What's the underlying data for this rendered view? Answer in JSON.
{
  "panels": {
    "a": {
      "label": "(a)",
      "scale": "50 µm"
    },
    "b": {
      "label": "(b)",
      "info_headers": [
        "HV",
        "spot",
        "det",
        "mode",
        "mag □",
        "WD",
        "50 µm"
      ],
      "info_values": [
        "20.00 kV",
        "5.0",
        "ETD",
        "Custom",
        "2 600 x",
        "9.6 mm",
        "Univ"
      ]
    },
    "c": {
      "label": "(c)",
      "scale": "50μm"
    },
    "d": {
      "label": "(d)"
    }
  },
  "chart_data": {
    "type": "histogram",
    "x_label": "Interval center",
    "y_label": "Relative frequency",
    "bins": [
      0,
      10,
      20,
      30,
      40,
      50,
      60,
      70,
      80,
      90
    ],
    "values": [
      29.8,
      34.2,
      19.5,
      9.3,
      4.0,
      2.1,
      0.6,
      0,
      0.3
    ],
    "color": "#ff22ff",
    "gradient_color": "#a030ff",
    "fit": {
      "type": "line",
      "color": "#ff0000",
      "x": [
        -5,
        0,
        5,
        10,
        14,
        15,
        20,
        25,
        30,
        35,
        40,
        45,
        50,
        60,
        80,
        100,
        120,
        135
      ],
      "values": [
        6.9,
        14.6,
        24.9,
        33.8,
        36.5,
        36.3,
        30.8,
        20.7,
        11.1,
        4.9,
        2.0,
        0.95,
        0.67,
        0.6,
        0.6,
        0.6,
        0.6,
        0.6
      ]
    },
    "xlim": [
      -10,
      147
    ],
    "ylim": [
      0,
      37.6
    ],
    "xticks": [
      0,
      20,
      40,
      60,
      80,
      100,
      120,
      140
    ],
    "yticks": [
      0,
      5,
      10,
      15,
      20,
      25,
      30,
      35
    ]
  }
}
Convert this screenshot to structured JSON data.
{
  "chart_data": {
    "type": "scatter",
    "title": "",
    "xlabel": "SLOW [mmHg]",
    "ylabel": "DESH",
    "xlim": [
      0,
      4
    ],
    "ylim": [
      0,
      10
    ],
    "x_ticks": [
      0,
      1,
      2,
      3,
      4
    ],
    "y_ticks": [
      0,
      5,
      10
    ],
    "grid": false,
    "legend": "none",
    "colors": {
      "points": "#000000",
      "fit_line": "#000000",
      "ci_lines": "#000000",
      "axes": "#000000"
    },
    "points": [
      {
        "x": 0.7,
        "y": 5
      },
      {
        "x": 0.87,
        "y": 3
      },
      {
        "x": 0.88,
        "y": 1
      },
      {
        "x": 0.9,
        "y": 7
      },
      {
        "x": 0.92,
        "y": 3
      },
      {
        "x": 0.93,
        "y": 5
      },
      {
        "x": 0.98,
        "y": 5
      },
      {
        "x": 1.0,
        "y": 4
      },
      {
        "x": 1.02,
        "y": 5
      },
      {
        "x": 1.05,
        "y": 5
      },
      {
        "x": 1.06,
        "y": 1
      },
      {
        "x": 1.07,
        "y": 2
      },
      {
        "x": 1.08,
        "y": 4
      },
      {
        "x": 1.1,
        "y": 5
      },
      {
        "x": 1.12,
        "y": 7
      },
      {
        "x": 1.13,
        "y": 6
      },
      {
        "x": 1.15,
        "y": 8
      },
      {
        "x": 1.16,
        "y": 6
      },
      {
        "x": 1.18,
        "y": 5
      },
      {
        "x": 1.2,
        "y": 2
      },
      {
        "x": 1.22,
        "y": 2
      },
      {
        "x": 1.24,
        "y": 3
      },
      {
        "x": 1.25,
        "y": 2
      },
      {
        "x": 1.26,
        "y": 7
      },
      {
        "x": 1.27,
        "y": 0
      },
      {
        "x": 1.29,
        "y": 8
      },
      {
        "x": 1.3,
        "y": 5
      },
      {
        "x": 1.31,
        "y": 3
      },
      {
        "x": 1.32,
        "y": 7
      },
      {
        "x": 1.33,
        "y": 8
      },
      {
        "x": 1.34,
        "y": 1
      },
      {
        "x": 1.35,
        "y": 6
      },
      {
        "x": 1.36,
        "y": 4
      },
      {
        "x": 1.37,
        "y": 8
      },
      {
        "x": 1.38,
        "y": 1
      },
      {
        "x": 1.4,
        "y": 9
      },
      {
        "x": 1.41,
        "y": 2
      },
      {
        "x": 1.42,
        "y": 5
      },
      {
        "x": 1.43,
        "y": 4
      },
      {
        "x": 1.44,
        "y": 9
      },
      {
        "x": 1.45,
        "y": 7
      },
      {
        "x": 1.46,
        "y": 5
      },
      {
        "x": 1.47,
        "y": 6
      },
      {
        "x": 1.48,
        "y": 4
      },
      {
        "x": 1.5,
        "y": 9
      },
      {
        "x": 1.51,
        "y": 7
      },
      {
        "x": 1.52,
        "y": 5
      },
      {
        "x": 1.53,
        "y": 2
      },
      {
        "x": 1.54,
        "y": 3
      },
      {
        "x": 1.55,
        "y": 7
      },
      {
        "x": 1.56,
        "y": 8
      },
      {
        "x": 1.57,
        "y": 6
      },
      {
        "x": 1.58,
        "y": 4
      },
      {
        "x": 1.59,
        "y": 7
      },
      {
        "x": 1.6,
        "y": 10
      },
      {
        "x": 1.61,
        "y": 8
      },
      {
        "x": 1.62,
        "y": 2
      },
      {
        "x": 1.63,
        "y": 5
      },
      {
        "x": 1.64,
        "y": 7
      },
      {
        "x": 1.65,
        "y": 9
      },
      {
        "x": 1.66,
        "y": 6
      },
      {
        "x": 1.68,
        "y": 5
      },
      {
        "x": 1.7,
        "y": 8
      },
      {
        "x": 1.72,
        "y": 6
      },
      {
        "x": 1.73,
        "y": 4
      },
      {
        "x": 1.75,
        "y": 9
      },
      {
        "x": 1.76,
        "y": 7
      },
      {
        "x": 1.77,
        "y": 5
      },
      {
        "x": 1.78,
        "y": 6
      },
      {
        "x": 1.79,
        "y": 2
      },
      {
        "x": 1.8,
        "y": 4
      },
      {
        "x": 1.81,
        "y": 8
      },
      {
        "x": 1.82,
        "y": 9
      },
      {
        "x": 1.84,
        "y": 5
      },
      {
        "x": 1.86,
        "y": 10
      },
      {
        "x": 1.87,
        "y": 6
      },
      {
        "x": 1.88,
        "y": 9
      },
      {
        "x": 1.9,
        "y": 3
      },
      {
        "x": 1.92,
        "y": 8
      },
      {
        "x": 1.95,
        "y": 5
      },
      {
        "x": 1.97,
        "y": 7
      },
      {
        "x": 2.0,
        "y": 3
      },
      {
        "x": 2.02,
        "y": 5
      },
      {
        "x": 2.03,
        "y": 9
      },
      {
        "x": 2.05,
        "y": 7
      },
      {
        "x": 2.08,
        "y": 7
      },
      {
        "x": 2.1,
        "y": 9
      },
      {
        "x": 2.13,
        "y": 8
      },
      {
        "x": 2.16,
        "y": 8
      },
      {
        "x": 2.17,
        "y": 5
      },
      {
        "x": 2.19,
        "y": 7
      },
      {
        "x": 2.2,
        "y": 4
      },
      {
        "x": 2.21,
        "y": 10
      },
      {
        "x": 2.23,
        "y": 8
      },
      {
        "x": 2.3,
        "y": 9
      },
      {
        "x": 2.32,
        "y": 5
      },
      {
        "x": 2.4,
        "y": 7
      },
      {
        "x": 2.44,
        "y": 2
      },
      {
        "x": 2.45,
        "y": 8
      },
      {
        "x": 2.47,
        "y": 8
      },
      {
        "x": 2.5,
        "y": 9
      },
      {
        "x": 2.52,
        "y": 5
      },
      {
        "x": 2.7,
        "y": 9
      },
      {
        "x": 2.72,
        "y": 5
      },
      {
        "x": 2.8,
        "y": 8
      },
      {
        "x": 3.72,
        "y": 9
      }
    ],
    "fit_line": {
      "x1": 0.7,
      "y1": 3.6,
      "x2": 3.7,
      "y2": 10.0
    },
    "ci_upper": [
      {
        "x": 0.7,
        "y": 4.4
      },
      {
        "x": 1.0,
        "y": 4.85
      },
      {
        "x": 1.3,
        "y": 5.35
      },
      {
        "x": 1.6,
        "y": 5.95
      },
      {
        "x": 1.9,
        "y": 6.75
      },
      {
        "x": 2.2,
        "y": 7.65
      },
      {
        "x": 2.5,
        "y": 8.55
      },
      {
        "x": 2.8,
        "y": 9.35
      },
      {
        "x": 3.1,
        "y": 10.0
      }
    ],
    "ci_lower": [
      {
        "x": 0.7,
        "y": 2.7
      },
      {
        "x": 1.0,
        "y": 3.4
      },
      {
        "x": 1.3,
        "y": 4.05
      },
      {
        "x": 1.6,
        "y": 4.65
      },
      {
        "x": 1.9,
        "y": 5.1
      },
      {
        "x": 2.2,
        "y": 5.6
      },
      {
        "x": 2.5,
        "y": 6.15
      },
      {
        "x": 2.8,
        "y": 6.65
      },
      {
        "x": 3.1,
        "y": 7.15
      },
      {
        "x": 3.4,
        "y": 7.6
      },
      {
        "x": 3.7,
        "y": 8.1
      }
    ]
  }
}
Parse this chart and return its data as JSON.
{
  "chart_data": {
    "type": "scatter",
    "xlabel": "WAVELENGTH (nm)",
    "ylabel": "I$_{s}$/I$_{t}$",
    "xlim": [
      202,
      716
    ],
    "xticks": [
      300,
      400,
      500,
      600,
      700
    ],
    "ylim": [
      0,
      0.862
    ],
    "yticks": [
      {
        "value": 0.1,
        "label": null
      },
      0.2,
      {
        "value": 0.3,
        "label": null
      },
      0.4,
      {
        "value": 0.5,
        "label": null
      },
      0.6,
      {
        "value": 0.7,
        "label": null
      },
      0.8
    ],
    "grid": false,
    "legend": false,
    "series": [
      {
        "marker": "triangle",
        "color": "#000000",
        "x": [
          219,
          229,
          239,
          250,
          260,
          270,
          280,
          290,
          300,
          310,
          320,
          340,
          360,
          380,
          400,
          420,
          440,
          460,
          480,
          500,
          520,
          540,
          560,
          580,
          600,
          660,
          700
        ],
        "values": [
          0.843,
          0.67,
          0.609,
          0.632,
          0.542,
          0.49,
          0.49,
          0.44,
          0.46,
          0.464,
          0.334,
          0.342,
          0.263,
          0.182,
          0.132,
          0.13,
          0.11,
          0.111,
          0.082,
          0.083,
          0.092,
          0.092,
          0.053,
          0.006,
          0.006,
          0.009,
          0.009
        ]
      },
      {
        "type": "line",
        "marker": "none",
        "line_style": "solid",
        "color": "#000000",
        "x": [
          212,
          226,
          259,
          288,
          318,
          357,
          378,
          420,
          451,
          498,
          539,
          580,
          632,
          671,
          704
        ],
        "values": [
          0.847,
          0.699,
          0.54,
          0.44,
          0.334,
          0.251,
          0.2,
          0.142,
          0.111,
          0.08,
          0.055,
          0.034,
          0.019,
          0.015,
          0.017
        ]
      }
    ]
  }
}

------------------------------------------------------------------------

Goal of the exercise: Where a line above includes "this", copy that line.

Result of the exercise:
What's the underlying data for this rendered view? Answer in JSON.
Convert this screenshot to structured JSON data.
Parse this chart and return its data as JSON.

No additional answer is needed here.